- _WHAT YOU WILL DO_
Set out every line of all the entries below as a numbered list, omitting blank lines and leaving the pictures out.

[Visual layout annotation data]
--------------------------------------------------
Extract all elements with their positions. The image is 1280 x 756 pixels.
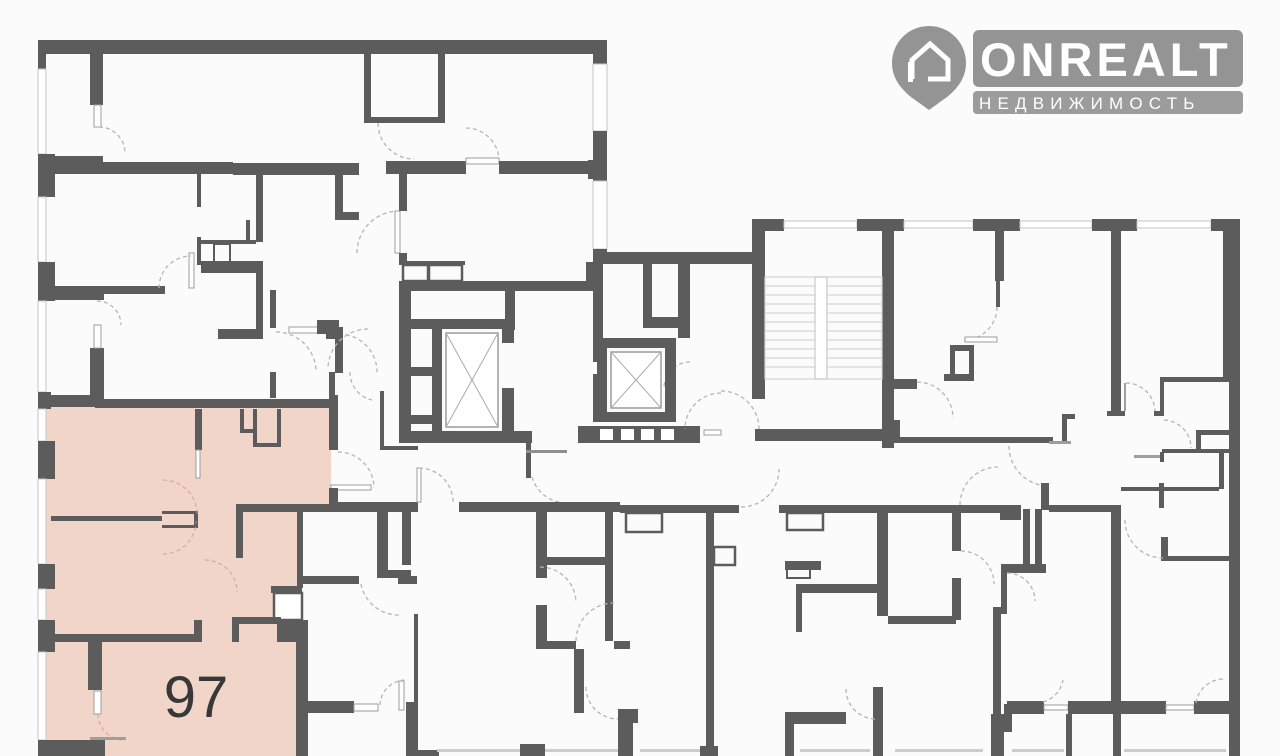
svg-text:97: 97 (164, 665, 229, 730)
svg-text:НЕДВИЖИМОСТЬ: НЕДВИЖИМОСТЬ (979, 94, 1201, 113)
svg-text:ONREALT: ONREALT (980, 33, 1232, 86)
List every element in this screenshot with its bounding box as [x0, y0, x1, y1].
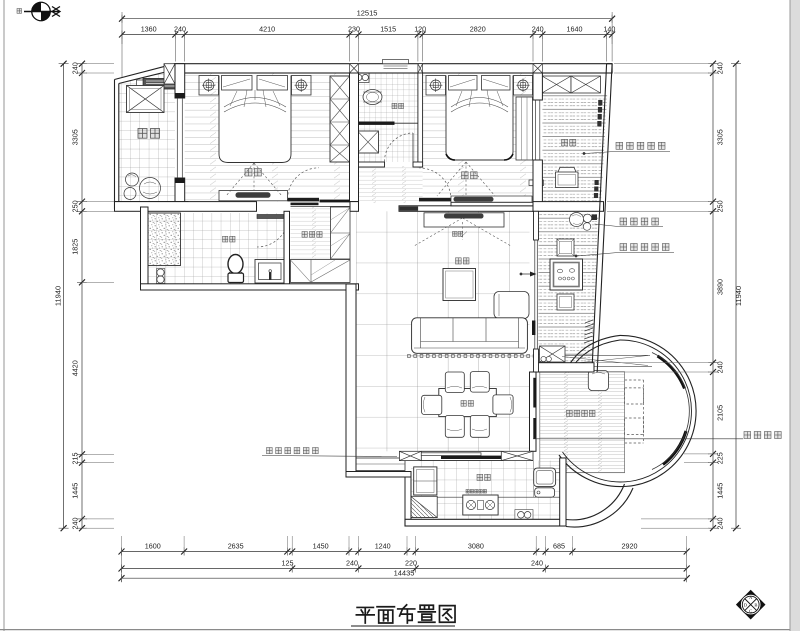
svg-text:230: 230	[348, 25, 360, 34]
svg-text:11940: 11940	[54, 286, 63, 306]
svg-text:3305: 3305	[71, 129, 80, 145]
svg-text:3080: 3080	[468, 542, 484, 551]
svg-text:1515: 1515	[380, 25, 396, 34]
svg-text:1445: 1445	[71, 483, 80, 499]
svg-text:240: 240	[531, 559, 543, 568]
svg-text:B: B	[754, 603, 757, 608]
svg-text:3305: 3305	[716, 129, 725, 145]
svg-text:240: 240	[71, 518, 80, 530]
svg-text:1240: 1240	[375, 542, 391, 551]
svg-text:240: 240	[716, 518, 725, 530]
svg-text:1360: 1360	[141, 25, 157, 34]
svg-text:125: 125	[282, 559, 294, 568]
svg-text:240: 240	[532, 25, 544, 34]
svg-text:240: 240	[716, 62, 725, 74]
svg-text:215: 215	[71, 453, 80, 465]
svg-text:C: C	[749, 609, 752, 614]
svg-text:250: 250	[716, 200, 725, 212]
svg-text:2920: 2920	[622, 542, 638, 551]
svg-text:220: 220	[405, 559, 417, 568]
svg-text:225: 225	[716, 452, 725, 464]
svg-text:240: 240	[346, 559, 358, 568]
svg-text:4420: 4420	[71, 360, 80, 376]
svg-text:3890: 3890	[716, 279, 725, 295]
svg-text:1450: 1450	[313, 542, 329, 551]
svg-text:1825: 1825	[71, 239, 80, 255]
svg-text:140: 140	[603, 25, 615, 34]
svg-text:4210: 4210	[259, 25, 275, 34]
svg-text:14435: 14435	[394, 569, 415, 578]
svg-text:2635: 2635	[228, 542, 244, 551]
svg-text:1640: 1640	[567, 25, 583, 34]
svg-text:2820: 2820	[470, 25, 486, 34]
svg-text:240: 240	[71, 62, 80, 74]
svg-text:240: 240	[174, 25, 186, 34]
svg-text:1600: 1600	[145, 542, 161, 551]
svg-text:250: 250	[71, 200, 80, 212]
svg-text:1445: 1445	[716, 483, 725, 499]
svg-text:2105: 2105	[716, 405, 725, 421]
svg-text:12515: 12515	[357, 9, 378, 18]
svg-text:120: 120	[414, 25, 426, 34]
svg-text:240: 240	[716, 361, 725, 373]
svg-text:11940: 11940	[734, 286, 743, 306]
svg-text:685: 685	[553, 542, 565, 551]
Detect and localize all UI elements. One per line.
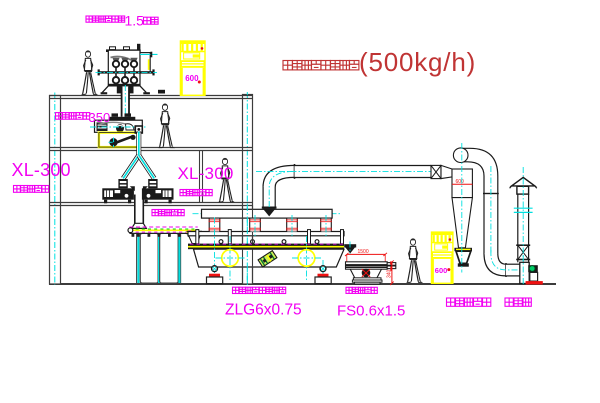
svg-text:XL-300: XL-300	[178, 164, 234, 183]
svg-text:600: 600	[185, 74, 199, 83]
svg-text:XL-300: XL-300	[12, 160, 71, 180]
svg-text:340: 340	[387, 269, 393, 278]
svg-text:350: 350	[89, 110, 111, 125]
svg-text:(500kg/h): (500kg/h)	[359, 47, 476, 77]
svg-text:600: 600	[435, 266, 448, 275]
svg-text:ZLG6x0.75: ZLG6x0.75	[225, 302, 302, 319]
svg-text:FS0.6x1.5: FS0.6x1.5	[337, 303, 405, 320]
svg-text:600: 600	[456, 179, 465, 185]
svg-text:1.5: 1.5	[125, 12, 145, 28]
svg-text:1500: 1500	[358, 249, 369, 255]
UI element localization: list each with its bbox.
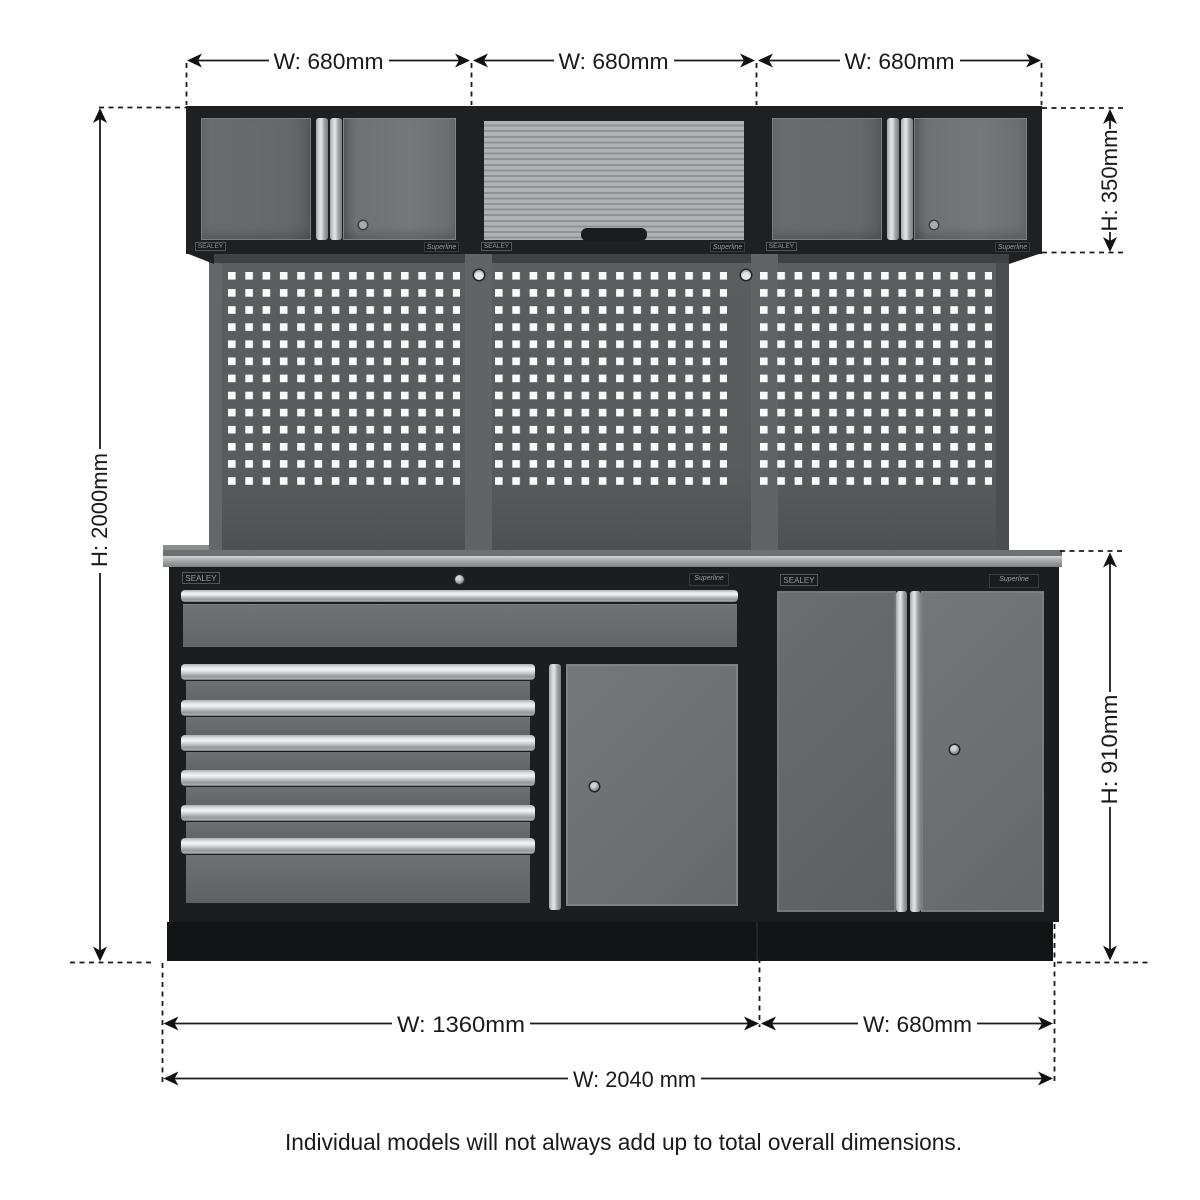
svg-text:W: 680mm: W: 680mm xyxy=(559,49,669,74)
svg-text:H: 910mm: H: 910mm xyxy=(1097,695,1122,805)
svg-text:H: 350mm: H: 350mm xyxy=(1097,130,1122,232)
svg-text:W: 2040 mm: W: 2040 mm xyxy=(573,1067,696,1092)
svg-text:H: 2000mm: H: 2000mm xyxy=(87,453,112,567)
svg-text:W: 680mm: W: 680mm xyxy=(863,1012,972,1037)
svg-text:W: 680mm: W: 680mm xyxy=(274,49,384,74)
svg-text:W: 680mm: W: 680mm xyxy=(845,49,955,74)
svg-text:Individual models will not alw: Individual models will not always add up… xyxy=(285,1129,962,1155)
svg-text:W: 1360mm: W: 1360mm xyxy=(397,1012,525,1037)
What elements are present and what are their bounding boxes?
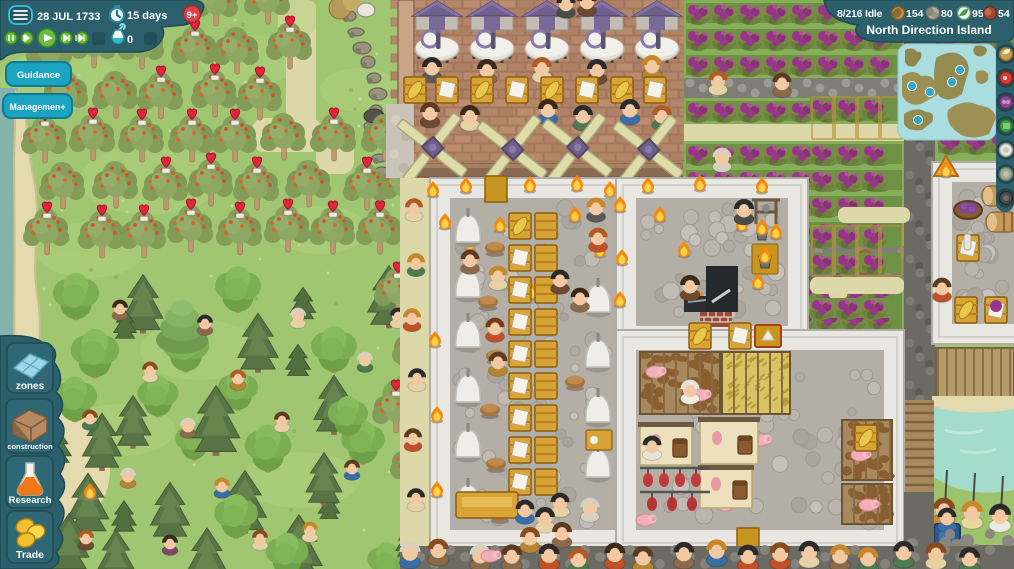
svg-text:80: 80 xyxy=(941,8,953,20)
svg-text:Trade: Trade xyxy=(16,549,44,561)
svg-text:Research: Research xyxy=(9,495,52,506)
svg-text:Managemen+: Managemen+ xyxy=(10,102,66,112)
svg-text:8/216 Idle: 8/216 Idle xyxy=(837,8,883,20)
svg-text:15 days: 15 days xyxy=(127,10,167,22)
svg-text:54: 54 xyxy=(998,8,1010,20)
svg-text:0: 0 xyxy=(127,34,133,46)
svg-text:154: 154 xyxy=(906,8,924,20)
svg-text:Guidance: Guidance xyxy=(17,70,60,81)
svg-text:95: 95 xyxy=(972,8,984,20)
svg-text:28 JUL 1733: 28 JUL 1733 xyxy=(37,11,100,23)
svg-text:zones: zones xyxy=(16,381,45,392)
svg-text:North Direction Island: North Direction Island xyxy=(866,23,991,37)
svg-text:construction: construction xyxy=(7,442,53,451)
svg-text:9+: 9+ xyxy=(187,10,198,21)
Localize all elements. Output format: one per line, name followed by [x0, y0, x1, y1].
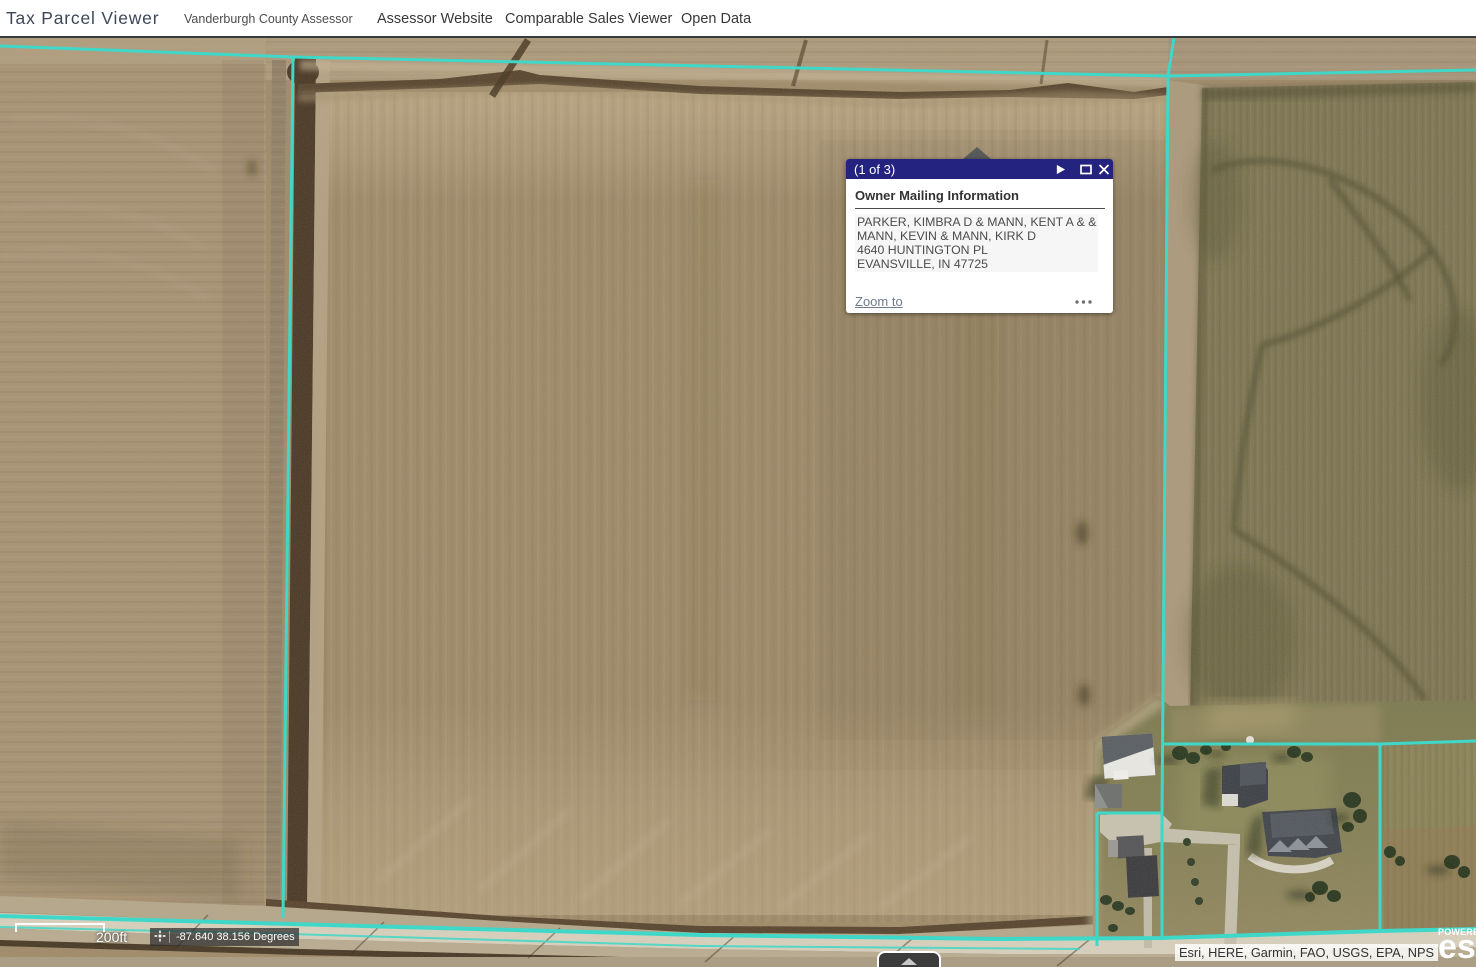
--------------------------------------------------
- _ANSWER BELOW_
1. Extract all elements with their positions. The image is 1280 x 756 pixels.
2. svg-text:97: 97 (164, 665, 229, 730)
3. svg-text:НЕДВИЖИМОСТЬ: НЕДВИЖИМОСТЬ (979, 94, 1201, 113)
4. svg-text:ONREALT: ONREALT (980, 33, 1232, 86)
5. List every element in this screenshot with its bounding box as [x0, y0, x1, y1].
6. svg-text:230: 230	[348, 25, 360, 34]
7. svg-text:11940: 11940	[54, 286, 63, 306]
8. svg-text:3305: 3305	[71, 129, 80, 145]
9. svg-text:3080: 3080	[468, 542, 484, 551]
10. svg-text:1515: 1515	[380, 25, 396, 34]
11. svg-text:1445: 1445	[71, 483, 80, 499]
12. svg-text:240: 240	[531, 559, 543, 568]
13. svg-text:B: B	[754, 603, 757, 608]
14. svg-text:3305: 3305	[716, 129, 725, 145]
15. svg-text:240: 240	[71, 518, 80, 530]
16. svg-text:1240: 1240	[375, 542, 391, 551]
17. svg-text:240: 240	[716, 518, 725, 530]
18. svg-text:1360: 1360	[141, 25, 157, 34]
19. svg-text:125: 125	[282, 559, 294, 568]
20. svg-text:240: 240	[532, 25, 544, 34]
21. svg-text:240: 240	[716, 62, 725, 74]
22. svg-text:215: 215	[71, 453, 80, 465]
23. svg-text:C: C	[749, 609, 752, 614]
24. svg-text:250: 250	[716, 200, 725, 212]
25. svg-text:2920: 2920	[622, 542, 638, 551]
26. svg-text:220: 220	[405, 559, 417, 568]
27. svg-text:225: 225	[716, 452, 725, 464]
28. svg-text:240: 240	[346, 559, 358, 568]
29. svg-text:4420: 4420	[71, 360, 80, 376]
30. svg-text:3890: 3890	[716, 279, 725, 295]
31. svg-text:1450: 1450	[313, 542, 329, 551]
32. svg-text:1825: 1825	[71, 239, 80, 255]
33. svg-text:140: 140	[603, 25, 615, 34]
34. svg-text:4210: 4210	[259, 25, 275, 34]
35. svg-text:14435: 14435	[394, 569, 415, 578]
36. svg-text:2635: 2635	[228, 542, 244, 551]
37. svg-text:1640: 1640	[567, 25, 583, 34]
38. svg-text:2820: 2820	[470, 25, 486, 34]
39. svg-text:240: 240	[71, 62, 80, 74]
40. svg-text:240: 240	[174, 25, 186, 34]
41. svg-text:1600: 1600	[145, 542, 161, 551]
42. svg-text:250: 250	[71, 200, 80, 212]
43. svg-text:1445: 1445	[716, 483, 725, 499]
44. svg-text:2105: 2105	[716, 405, 725, 421]
45. svg-text:12515: 12515	[357, 9, 378, 18]
46. svg-text:120: 120	[414, 25, 426, 34]
47. svg-text:240: 240	[716, 361, 725, 373]
48. svg-text:11940: 11940	[734, 286, 743, 306]
49. svg-text:685: 685	[553, 542, 565, 551]
50. Detect and localize all UI elements. One per line.
51. svg-text:XL-300: XL-300	[178, 164, 234, 183]
52. svg-text:600: 600	[185, 74, 199, 83]
53. svg-text:XL-300: XL-300	[12, 160, 71, 180]
54. svg-text:340: 340	[387, 269, 393, 278]
55. svg-text:350: 350	[89, 110, 111, 125]
56. svg-text:(500kg/h): (500kg/h)	[359, 47, 476, 77]
57. svg-text:600: 600	[435, 266, 448, 275]
58. svg-text:ZLG6x0.75: ZLG6x0.75	[225, 302, 302, 319]
59. svg-text:FS0.6x1.5: FS0.6x1.5	[337, 303, 405, 320]
60. svg-text:600: 600	[456, 179, 465, 185]
61. svg-text:1.5: 1.5	[125, 12, 145, 28]
62. svg-text:1500: 1500	[358, 249, 369, 255]
63. UI element localization: list each with its bbox.
64. svg-text:W: 680mm: W: 680mm xyxy=(559,49,669,74)
65. svg-text:H: 910mm: H: 910mm xyxy=(1097,695,1122,805)
66. svg-text:H: 350mm: H: 350mm xyxy=(1097,130,1122,232)
67. svg-text:W: 2040 mm: W: 2040 mm xyxy=(573,1067,696,1092)
68. svg-text:H: 2000mm: H: 2000mm xyxy=(87,453,112,567)
69. svg-text:W: 680mm: W: 680mm xyxy=(863,1012,972,1037)
70. svg-text:W: 680mm: W: 680mm xyxy=(274,49,384,74)
71. svg-text:W: 680mm: W: 680mm xyxy=(845,49,955,74)
72. svg-text:Individual models will not alw: Individual models will not always add up… xyxy=(285,1129,962,1155)
73. svg-text:W: 1360mm: W: 1360mm xyxy=(397,1012,525,1037)
74. What elements are present and what are their bounding boxes?
75. svg-text:80: 80 xyxy=(941,8,953,20)
76. svg-text:Trade: Trade xyxy=(16,549,44,561)
77. svg-text:Research: Research xyxy=(9,495,52,506)
78. svg-text:Managemen+: Managemen+ xyxy=(10,102,66,112)
79. svg-text:8/216 Idle: 8/216 Idle xyxy=(837,8,883,20)
80. svg-text:15 days: 15 days xyxy=(127,10,167,22)
81. svg-text:54: 54 xyxy=(998,8,1010,20)
82. svg-text:0: 0 xyxy=(127,34,133,46)
83. svg-text:154: 154 xyxy=(906,8,924,20)
84. svg-text:Guidance: Guidance xyxy=(17,70,60,81)
85. svg-text:95: 95 xyxy=(972,8,984,20)
86. svg-text:28 JUL 1733: 28 JUL 1733 xyxy=(37,11,100,23)
87. svg-text:zones: zones xyxy=(16,381,45,392)
88. svg-text:North Direction Island: North Direction Island xyxy=(866,23,991,37)
89. svg-text:construction: construction xyxy=(7,442,53,451)
90. svg-text:9+: 9+ xyxy=(187,10,198,21)
91. Localize all elements. Output format: one per line, name followed by [x0, y0, x1, y1].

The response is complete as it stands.